WHAT THE TASK ASKS → Every line below is to be copied exactly, with the pictures left out.

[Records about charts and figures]
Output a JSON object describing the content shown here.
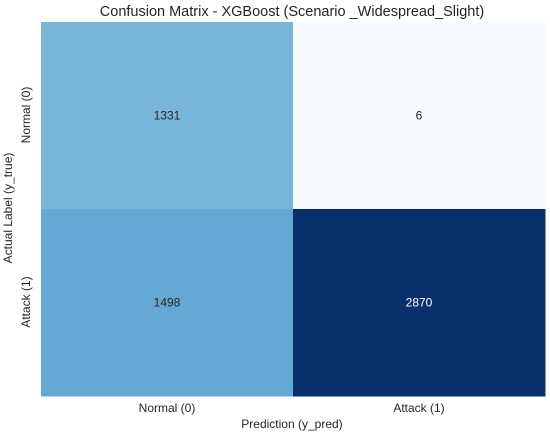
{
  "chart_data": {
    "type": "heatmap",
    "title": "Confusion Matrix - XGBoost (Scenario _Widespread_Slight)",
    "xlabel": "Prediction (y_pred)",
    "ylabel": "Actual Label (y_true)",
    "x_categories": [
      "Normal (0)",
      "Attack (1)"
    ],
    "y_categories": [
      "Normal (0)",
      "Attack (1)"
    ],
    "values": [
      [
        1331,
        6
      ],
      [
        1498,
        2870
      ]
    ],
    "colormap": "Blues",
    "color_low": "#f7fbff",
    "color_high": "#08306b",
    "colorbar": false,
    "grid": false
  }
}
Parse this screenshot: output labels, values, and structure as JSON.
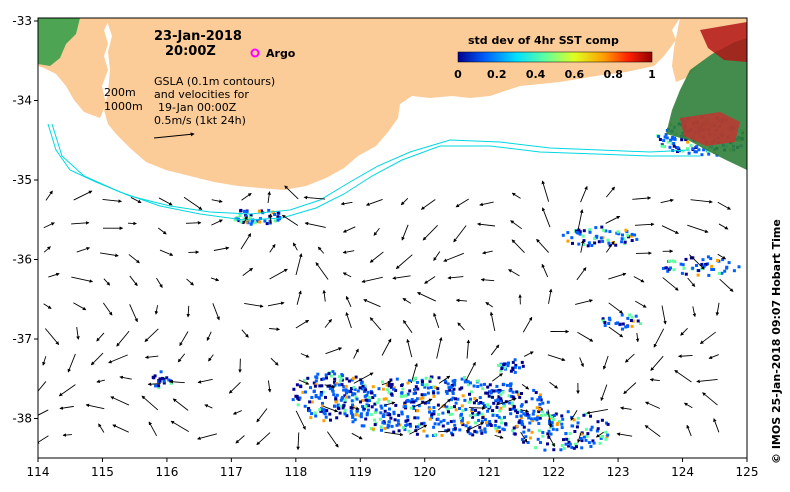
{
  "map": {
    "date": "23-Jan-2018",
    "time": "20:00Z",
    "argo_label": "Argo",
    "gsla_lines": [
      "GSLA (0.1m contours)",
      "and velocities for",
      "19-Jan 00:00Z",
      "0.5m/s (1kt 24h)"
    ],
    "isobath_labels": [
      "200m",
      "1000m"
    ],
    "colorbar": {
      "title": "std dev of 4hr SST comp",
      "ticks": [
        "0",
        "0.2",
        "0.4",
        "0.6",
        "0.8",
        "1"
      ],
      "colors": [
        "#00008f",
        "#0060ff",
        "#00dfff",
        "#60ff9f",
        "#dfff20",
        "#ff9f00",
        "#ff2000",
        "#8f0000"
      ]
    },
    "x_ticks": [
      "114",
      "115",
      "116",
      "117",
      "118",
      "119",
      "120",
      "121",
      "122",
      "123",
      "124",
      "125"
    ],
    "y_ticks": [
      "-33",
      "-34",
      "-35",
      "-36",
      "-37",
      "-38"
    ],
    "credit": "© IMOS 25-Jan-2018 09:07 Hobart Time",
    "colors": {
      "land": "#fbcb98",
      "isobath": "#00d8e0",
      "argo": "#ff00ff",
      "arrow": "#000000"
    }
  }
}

SOLUTION BELOW →
Output a JSON object describing the content shown here.
{
  "chart_data": {
    "type": "heatmap",
    "title": "Confusion Matrix - XGBoost (Scenario _Widespread_Slight)",
    "xlabel": "Prediction (y_pred)",
    "ylabel": "Actual Label (y_true)",
    "x_categories": [
      "Normal (0)",
      "Attack (1)"
    ],
    "y_categories": [
      "Normal (0)",
      "Attack (1)"
    ],
    "values": [
      [
        1331,
        6
      ],
      [
        1498,
        2870
      ]
    ],
    "colormap": "Blues",
    "color_low": "#f7fbff",
    "color_high": "#08306b",
    "colorbar": false,
    "grid": false
  }
}
Parse this screenshot: output labels, values, and structure as JSON.
{
  "map": {
    "date": "23-Jan-2018",
    "time": "20:00Z",
    "argo_label": "Argo",
    "gsla_lines": [
      "GSLA (0.1m contours)",
      "and velocities for",
      "19-Jan 00:00Z",
      "0.5m/s (1kt 24h)"
    ],
    "isobath_labels": [
      "200m",
      "1000m"
    ],
    "colorbar": {
      "title": "std dev of 4hr SST comp",
      "ticks": [
        "0",
        "0.2",
        "0.4",
        "0.6",
        "0.8",
        "1"
      ],
      "colors": [
        "#00008f",
        "#0060ff",
        "#00dfff",
        "#60ff9f",
        "#dfff20",
        "#ff9f00",
        "#ff2000",
        "#8f0000"
      ]
    },
    "x_ticks": [
      "114",
      "115",
      "116",
      "117",
      "118",
      "119",
      "120",
      "121",
      "122",
      "123",
      "124",
      "125"
    ],
    "y_ticks": [
      "-33",
      "-34",
      "-35",
      "-36",
      "-37",
      "-38"
    ],
    "credit": "© IMOS 25-Jan-2018 09:07 Hobart Time",
    "colors": {
      "land": "#fbcb98",
      "isobath": "#00d8e0",
      "argo": "#ff00ff",
      "arrow": "#000000"
    }
  }
}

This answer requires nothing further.